PROBLEM DESCRIPTION: Gather the lines that hold the string "this".

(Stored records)
┏━━
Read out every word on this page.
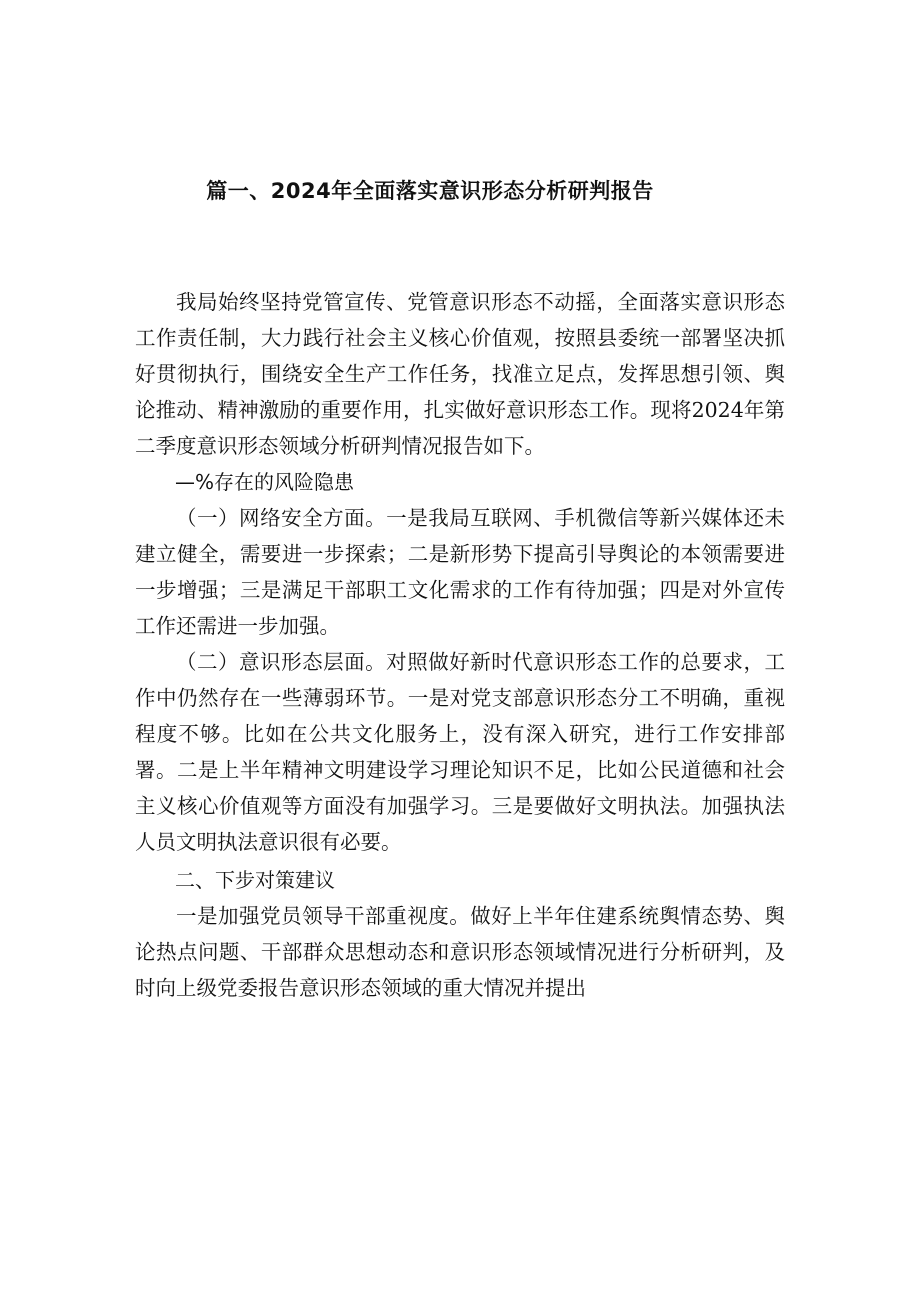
篇一、2024年全面落实意识形态分析研判报告

我局始终坚持党管宣传、党管意识形态不动摇，全面落实意识形态工作责任制，大力践行社会主义核心价值观，按照县委统一部署坚决抓好贯彻执行，围绕安全生产工作任务，找准立足点，发挥思想引领、舆论推动、精神激励的重要作用，扎实做好意识形态工作。现将2024年第二季度意识形态领域分析研判情况报告如下。

—%存在的风险隐患

（一）网络安全方面。一是我局互联网、手机微信等新兴媒体还未建立健全，需要进一步探索；二是新形势下提高引导舆论的本领需要进一步增强；三是满足干部职工文化需求的工作有待加强；四是对外宣传工作还需进一步加强。

（二）意识形态层面。对照做好新时代意识形态工作的总要求，工作中仍然存在一些薄弱环节。一是对党支部意识形态分工不明确，重视程度不够。比如在公共文化服务上，没有深入研究，进行工作安排部署。二是上半年精神文明建设学习理论知识不足，比如公民道德和社会主义核心价值观等方面没有加强学习。三是要做好文明执法。加强执法人员文明执法意识很有必要。

二、下步对策建议

一是加强党员领导干部重视度。做好上半年住建系统舆情态势、舆论热点问题、干部群众思想动态和意识形态领域情况进行分析研判，及时向上级党委报告意识形态领域的重大情况并提出
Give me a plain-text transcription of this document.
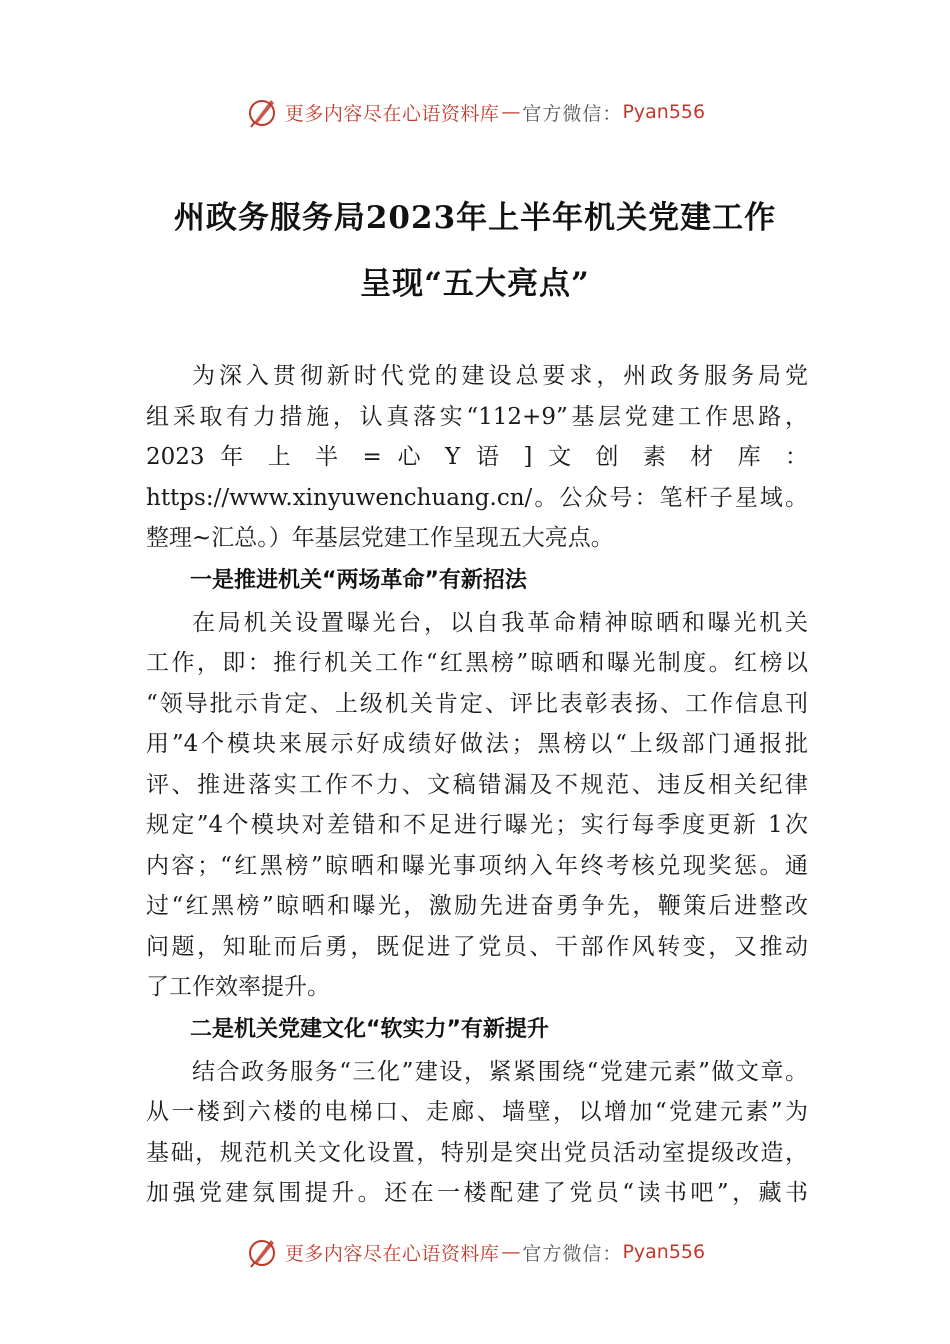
更多内容尽在心语资料库 — 官方微信： Pyan556
州政务服务局2023年上半年机关党建工作
呈现“五大亮点”

为深入贯彻新时代党的建设总要求，州政务服务局党
组采取有力措施，认真落实“112+9”基层党建工作思路，
2023 年 上 半 = 心 Y 语 ] 文 创 素 材 库 ：
https://www.xinyuwenchuang.cn/。公众号：笔杆子星域。
整理~汇总。）年基层党建工作呈现五大亮点。

一是推进机关“两场革命”有新招法

在局机关设置曝光台，以自我革命精神晾晒和曝光机关
工作，即：推行机关工作“红黑榜”晾晒和曝光制度。红榜以
“领导批示肯定、上级机关肯定、评比表彰表扬、工作信息刊
用”4个模块来展示好成绩好做法；黑榜以“上级部门通报批
评、推进落实工作不力、文稿错漏及不规范、违反相关纪律
规定”4个模块对差错和不足进行曝光；实行每季度更新 1次
内容；“红黑榜”晾晒和曝光事项纳入年终考核兑现奖惩。通
过“红黑榜”晾晒和曝光，激励先进奋勇争先，鞭策后进整改
问题，知耻而后勇，既促进了党员、干部作风转变，又推动
了工作效率提升。

二是机关党建文化“软实力”有新提升

结合政务服务“三化”建设，紧紧围绕“党建元素”做文章。
从一楼到六楼的电梯口、走廊、墙壁，以增加“党建元素”为
基础，规范机关文化设置，特别是突出党员活动室提级改造，
加强党建氛围提升。还在一楼配建了党员“读书吧”，藏书

更多内容尽在心语资料库 — 官方微信： Pyan556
┗━━
EXPECTED ANSWER:
Read out every word on this page.
Give me a plain-text transcription of this document.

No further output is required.